Exercise aim - Copy each line holding the string "JSON".

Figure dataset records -
★ ★ ★ ★ ★

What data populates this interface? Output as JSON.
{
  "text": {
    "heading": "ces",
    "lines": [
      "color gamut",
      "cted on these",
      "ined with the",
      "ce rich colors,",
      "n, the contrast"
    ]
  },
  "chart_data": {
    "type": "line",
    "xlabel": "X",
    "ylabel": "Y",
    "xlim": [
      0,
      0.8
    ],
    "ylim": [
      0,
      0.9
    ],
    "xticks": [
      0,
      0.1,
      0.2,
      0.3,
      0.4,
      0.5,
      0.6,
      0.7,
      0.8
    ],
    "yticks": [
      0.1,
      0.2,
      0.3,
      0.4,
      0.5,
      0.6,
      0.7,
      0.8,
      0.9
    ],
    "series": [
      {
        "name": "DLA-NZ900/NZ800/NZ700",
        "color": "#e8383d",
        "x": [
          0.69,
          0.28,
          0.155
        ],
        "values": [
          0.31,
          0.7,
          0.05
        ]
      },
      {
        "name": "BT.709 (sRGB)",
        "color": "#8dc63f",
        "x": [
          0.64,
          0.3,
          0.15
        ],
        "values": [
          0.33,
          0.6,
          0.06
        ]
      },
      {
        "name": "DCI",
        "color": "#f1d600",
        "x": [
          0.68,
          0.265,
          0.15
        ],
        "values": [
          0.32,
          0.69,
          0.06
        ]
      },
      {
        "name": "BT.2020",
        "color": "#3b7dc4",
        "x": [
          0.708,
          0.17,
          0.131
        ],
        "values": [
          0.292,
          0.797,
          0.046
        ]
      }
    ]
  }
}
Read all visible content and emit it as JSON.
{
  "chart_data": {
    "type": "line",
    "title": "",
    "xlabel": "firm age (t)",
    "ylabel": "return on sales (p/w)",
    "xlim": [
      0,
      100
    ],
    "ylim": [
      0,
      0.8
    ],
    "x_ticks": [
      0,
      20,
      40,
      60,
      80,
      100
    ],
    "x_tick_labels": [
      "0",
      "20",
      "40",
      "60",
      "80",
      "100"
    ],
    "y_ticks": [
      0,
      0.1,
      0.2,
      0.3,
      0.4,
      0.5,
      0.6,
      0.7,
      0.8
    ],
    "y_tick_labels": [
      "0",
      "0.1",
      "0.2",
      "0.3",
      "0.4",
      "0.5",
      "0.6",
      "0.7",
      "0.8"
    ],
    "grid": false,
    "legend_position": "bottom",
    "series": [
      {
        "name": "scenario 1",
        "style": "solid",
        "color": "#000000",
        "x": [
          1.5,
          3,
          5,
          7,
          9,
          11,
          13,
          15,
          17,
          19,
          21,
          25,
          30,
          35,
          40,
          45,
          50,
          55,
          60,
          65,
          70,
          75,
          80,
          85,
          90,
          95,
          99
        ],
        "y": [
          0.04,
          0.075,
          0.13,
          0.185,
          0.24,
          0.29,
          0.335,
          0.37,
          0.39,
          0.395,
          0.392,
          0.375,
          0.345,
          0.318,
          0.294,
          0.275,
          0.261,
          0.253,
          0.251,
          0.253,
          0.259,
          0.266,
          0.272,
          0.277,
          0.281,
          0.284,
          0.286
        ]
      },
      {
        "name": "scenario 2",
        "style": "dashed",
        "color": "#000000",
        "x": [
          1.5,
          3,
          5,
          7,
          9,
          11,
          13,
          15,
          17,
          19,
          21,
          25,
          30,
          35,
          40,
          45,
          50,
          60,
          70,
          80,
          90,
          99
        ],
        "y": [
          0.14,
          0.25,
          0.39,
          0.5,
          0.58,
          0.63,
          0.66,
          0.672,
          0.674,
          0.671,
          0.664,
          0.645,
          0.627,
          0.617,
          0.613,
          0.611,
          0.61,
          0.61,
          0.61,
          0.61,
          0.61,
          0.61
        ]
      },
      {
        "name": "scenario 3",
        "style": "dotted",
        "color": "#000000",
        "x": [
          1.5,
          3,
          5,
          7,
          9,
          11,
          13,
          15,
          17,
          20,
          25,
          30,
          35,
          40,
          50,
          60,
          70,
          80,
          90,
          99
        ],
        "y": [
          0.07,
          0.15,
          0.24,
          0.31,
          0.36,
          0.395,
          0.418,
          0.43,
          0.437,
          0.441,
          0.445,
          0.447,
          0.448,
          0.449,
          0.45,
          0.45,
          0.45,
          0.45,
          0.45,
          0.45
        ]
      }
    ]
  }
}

★ ★ ★ ★ ★

Completed task -
What data populates this interface? Output as JSON.
Read all visible content and emit it as JSON.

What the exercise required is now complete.